_What is needed_
Output an exact reproduction of the data.

_Information provided_
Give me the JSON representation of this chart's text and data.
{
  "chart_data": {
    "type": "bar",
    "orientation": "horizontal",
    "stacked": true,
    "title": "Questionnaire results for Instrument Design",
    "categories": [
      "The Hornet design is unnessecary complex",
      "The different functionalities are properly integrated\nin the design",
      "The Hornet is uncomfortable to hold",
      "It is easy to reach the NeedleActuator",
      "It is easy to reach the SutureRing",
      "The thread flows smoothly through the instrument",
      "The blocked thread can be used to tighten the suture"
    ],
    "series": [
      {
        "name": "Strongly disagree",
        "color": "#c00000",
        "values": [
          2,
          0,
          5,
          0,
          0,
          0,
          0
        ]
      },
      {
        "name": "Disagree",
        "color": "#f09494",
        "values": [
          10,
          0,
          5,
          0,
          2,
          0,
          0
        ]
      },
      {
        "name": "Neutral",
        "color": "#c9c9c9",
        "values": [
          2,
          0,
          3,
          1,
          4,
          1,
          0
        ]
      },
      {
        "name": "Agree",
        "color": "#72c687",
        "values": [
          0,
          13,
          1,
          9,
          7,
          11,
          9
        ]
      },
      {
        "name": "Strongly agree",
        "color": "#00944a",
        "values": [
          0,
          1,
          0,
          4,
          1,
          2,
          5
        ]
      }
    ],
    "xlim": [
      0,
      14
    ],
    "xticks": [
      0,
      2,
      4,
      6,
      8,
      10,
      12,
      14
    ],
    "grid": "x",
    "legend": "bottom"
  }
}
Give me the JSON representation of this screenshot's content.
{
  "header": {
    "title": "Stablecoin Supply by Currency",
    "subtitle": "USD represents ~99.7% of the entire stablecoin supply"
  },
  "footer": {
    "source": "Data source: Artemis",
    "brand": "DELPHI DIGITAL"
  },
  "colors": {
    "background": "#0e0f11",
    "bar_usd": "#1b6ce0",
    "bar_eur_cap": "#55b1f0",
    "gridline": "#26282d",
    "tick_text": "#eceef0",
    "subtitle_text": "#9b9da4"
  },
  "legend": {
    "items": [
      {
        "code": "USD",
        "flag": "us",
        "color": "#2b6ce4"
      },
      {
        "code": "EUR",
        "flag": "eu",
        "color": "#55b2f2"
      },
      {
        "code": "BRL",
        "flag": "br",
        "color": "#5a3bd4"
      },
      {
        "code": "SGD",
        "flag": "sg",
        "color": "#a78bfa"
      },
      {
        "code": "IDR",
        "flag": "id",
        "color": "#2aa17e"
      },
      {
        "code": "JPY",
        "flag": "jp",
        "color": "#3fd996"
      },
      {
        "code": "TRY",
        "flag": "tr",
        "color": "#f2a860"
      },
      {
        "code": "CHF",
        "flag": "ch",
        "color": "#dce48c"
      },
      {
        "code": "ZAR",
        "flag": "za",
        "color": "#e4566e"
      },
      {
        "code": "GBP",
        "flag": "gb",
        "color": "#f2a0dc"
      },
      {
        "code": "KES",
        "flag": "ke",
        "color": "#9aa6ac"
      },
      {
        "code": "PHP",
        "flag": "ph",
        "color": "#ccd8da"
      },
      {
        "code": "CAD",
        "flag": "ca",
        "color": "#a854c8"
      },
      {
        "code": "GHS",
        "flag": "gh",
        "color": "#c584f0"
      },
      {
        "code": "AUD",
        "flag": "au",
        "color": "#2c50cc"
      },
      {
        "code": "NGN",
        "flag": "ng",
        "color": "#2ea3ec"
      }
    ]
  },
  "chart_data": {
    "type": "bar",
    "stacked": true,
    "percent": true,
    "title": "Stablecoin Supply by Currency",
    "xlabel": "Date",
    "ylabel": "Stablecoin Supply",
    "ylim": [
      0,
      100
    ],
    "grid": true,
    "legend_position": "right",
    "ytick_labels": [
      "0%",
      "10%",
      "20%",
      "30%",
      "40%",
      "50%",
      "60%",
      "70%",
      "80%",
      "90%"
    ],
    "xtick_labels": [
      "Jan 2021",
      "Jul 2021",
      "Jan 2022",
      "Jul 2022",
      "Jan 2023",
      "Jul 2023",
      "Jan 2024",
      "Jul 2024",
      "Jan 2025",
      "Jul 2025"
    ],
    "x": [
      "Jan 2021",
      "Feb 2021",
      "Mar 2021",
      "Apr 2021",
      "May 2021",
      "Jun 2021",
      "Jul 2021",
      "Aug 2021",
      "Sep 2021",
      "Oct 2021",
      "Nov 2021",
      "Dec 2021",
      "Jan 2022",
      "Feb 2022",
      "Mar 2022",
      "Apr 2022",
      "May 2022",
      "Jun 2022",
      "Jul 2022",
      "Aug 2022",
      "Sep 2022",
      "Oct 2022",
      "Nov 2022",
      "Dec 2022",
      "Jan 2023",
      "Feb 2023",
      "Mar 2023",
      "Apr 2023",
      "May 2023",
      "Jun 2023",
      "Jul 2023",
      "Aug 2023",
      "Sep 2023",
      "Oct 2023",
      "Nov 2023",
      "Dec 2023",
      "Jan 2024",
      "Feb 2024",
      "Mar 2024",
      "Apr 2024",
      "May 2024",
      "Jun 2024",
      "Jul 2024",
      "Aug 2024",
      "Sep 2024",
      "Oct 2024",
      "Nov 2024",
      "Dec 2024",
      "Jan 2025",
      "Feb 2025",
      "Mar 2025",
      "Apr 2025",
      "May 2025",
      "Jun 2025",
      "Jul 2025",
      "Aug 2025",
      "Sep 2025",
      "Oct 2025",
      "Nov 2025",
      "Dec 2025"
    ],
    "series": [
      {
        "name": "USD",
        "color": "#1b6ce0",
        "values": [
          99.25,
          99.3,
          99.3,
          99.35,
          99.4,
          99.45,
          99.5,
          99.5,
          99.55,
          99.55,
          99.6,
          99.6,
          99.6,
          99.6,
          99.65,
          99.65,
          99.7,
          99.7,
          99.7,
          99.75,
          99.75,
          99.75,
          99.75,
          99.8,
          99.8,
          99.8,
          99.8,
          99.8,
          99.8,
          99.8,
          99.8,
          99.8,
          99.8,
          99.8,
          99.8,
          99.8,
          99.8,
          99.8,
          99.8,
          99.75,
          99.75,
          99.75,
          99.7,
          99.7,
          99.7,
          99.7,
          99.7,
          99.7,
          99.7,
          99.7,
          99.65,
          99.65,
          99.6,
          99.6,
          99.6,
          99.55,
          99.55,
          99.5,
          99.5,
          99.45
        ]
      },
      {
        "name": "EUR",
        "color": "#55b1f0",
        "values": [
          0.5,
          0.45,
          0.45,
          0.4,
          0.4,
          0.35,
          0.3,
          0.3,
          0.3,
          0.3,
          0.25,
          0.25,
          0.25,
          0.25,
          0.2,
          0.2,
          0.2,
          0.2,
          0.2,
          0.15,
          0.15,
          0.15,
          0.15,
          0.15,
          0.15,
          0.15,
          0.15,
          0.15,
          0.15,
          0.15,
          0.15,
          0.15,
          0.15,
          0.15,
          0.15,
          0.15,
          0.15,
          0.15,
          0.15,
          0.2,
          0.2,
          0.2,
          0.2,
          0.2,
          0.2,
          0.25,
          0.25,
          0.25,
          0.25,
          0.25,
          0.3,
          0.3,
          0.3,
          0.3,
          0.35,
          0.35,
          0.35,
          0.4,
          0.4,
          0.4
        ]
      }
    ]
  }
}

_Full response_
Give me the JSON representation of this chart's text and data.
{
  "chart_data": {
    "type": "bar",
    "orientation": "horizontal",
    "stacked": true,
    "title": "Questionnaire results for Instrument Design",
    "categories": [
      "The Hornet design is unnessecary complex",
      "The different functionalities are properly integrated\nin the design",
      "The Hornet is uncomfortable to hold",
      "It is easy to reach the NeedleActuator",
      "It is easy to reach the SutureRing",
      "The thread flows smoothly through the instrument",
      "The blocked thread can be used to tighten the suture"
    ],
    "series": [
      {
        "name": "Strongly disagree",
        "color": "#c00000",
        "values": [
          2,
          0,
          5,
          0,
          0,
          0,
          0
        ]
      },
      {
        "name": "Disagree",
        "color": "#f09494",
        "values": [
          10,
          0,
          5,
          0,
          2,
          0,
          0
        ]
      },
      {
        "name": "Neutral",
        "color": "#c9c9c9",
        "values": [
          2,
          0,
          3,
          1,
          4,
          1,
          0
        ]
      },
      {
        "name": "Agree",
        "color": "#72c687",
        "values": [
          0,
          13,
          1,
          9,
          7,
          11,
          9
        ]
      },
      {
        "name": "Strongly agree",
        "color": "#00944a",
        "values": [
          0,
          1,
          0,
          4,
          1,
          2,
          5
        ]
      }
    ],
    "xlim": [
      0,
      14
    ],
    "xticks": [
      0,
      2,
      4,
      6,
      8,
      10,
      12,
      14
    ],
    "grid": "x",
    "legend": "bottom"
  }
}
Give me the JSON representation of this screenshot's content.
{
  "header": {
    "title": "Stablecoin Supply by Currency",
    "subtitle": "USD represents ~99.7% of the entire stablecoin supply"
  },
  "footer": {
    "source": "Data source: Artemis",
    "brand": "DELPHI DIGITAL"
  },
  "colors": {
    "background": "#0e0f11",
    "bar_usd": "#1b6ce0",
    "bar_eur_cap": "#55b1f0",
    "gridline": "#26282d",
    "tick_text": "#eceef0",
    "subtitle_text": "#9b9da4"
  },
  "legend": {
    "items": [
      {
        "code": "USD",
        "flag": "us",
        "color": "#2b6ce4"
      },
      {
        "code": "EUR",
        "flag": "eu",
        "color": "#55b2f2"
      },
      {
        "code": "BRL",
        "flag": "br",
        "color": "#5a3bd4"
      },
      {
        "code": "SGD",
        "flag": "sg",
        "color": "#a78bfa"
      },
      {
        "code": "IDR",
        "flag": "id",
        "color": "#2aa17e"
      },
      {
        "code": "JPY",
        "flag": "jp",
        "color": "#3fd996"
      },
      {
        "code": "TRY",
        "flag": "tr",
        "color": "#f2a860"
      },
      {
        "code": "CHF",
        "flag": "ch",
        "color": "#dce48c"
      },
      {
        "code": "ZAR",
        "flag": "za",
        "color": "#e4566e"
      },
      {
        "code": "GBP",
        "flag": "gb",
        "color": "#f2a0dc"
      },
      {
        "code": "KES",
        "flag": "ke",
        "color": "#9aa6ac"
      },
      {
        "code": "PHP",
        "flag": "ph",
        "color": "#ccd8da"
      },
      {
        "code": "CAD",
        "flag": "ca",
        "color": "#a854c8"
      },
      {
        "code": "GHS",
        "flag": "gh",
        "color": "#c584f0"
      },
      {
        "code": "AUD",
        "flag": "au",
        "color": "#2c50cc"
      },
      {
        "code": "NGN",
        "flag": "ng",
        "color": "#2ea3ec"
      }
    ]
  },
  "chart_data": {
    "type": "bar",
    "stacked": true,
    "percent": true,
    "title": "Stablecoin Supply by Currency",
    "xlabel": "Date",
    "ylabel": "Stablecoin Supply",
    "ylim": [
      0,
      100
    ],
    "grid": true,
    "legend_position": "right",
    "ytick_labels": [
      "0%",
      "10%",
      "20%",
      "30%",
      "40%",
      "50%",
      "60%",
      "70%",
      "80%",
      "90%"
    ],
    "xtick_labels": [
      "Jan 2021",
      "Jul 2021",
      "Jan 2022",
      "Jul 2022",
      "Jan 2023",
      "Jul 2023",
      "Jan 2024",
      "Jul 2024",
      "Jan 2025",
      "Jul 2025"
    ],
    "x": [
      "Jan 2021",
      "Feb 2021",
      "Mar 2021",
      "Apr 2021",
      "May 2021",
      "Jun 2021",
      "Jul 2021",
      "Aug 2021",
      "Sep 2021",
      "Oct 2021",
      "Nov 2021",
      "Dec 2021",
      "Jan 2022",
      "Feb 2022",
      "Mar 2022",
      "Apr 2022",
      "May 2022",
      "Jun 2022",
      "Jul 2022",
      "Aug 2022",
      "Sep 2022",
      "Oct 2022",
      "Nov 2022",
      "Dec 2022",
      "Jan 2023",
      "Feb 2023",
      "Mar 2023",
      "Apr 2023",
      "May 2023",
      "Jun 2023",
      "Jul 2023",
      "Aug 2023",
      "Sep 2023",
      "Oct 2023",
      "Nov 2023",
      "Dec 2023",
      "Jan 2024",
      "Feb 2024",
      "Mar 2024",
      "Apr 2024",
      "May 2024",
      "Jun 2024",
      "Jul 2024",
      "Aug 2024",
      "Sep 2024",
      "Oct 2024",
      "Nov 2024",
      "Dec 2024",
      "Jan 2025",
      "Feb 2025",
      "Mar 2025",
      "Apr 2025",
      "May 2025",
      "Jun 2025",
      "Jul 2025",
      "Aug 2025",
      "Sep 2025",
      "Oct 2025",
      "Nov 2025",
      "Dec 2025"
    ],
    "series": [
      {
        "name": "USD",
        "color": "#1b6ce0",
        "values": [
          99.25,
          99.3,
          99.3,
          99.35,
          99.4,
          99.45,
          99.5,
          99.5,
          99.55,
          99.55,
          99.6,
          99.6,
          99.6,
          99.6,
          99.65,
          99.65,
          99.7,
          99.7,
          99.7,
          99.75,
          99.75,
          99.75,
          99.75,
          99.8,
          99.8,
          99.8,
          99.8,
          99.8,
          99.8,
          99.8,
          99.8,
          99.8,
          99.8,
          99.8,
          99.8,
          99.8,
          99.8,
          99.8,
          99.8,
          99.75,
          99.75,
          99.75,
          99.7,
          99.7,
          99.7,
          99.7,
          99.7,
          99.7,
          99.7,
          99.7,
          99.65,
          99.65,
          99.6,
          99.6,
          99.6,
          99.55,
          99.55,
          99.5,
          99.5,
          99.45
        ]
      },
      {
        "name": "EUR",
        "color": "#55b1f0",
        "values": [
          0.5,
          0.45,
          0.45,
          0.4,
          0.4,
          0.35,
          0.3,
          0.3,
          0.3,
          0.3,
          0.25,
          0.25,
          0.25,
          0.25,
          0.2,
          0.2,
          0.2,
          0.2,
          0.2,
          0.15,
          0.15,
          0.15,
          0.15,
          0.15,
          0.15,
          0.15,
          0.15,
          0.15,
          0.15,
          0.15,
          0.15,
          0.15,
          0.15,
          0.15,
          0.15,
          0.15,
          0.15,
          0.15,
          0.15,
          0.2,
          0.2,
          0.2,
          0.2,
          0.2,
          0.2,
          0.25,
          0.25,
          0.25,
          0.25,
          0.25,
          0.3,
          0.3,
          0.3,
          0.3,
          0.35,
          0.35,
          0.35,
          0.4,
          0.4,
          0.4
        ]
      }
    ]
  }
}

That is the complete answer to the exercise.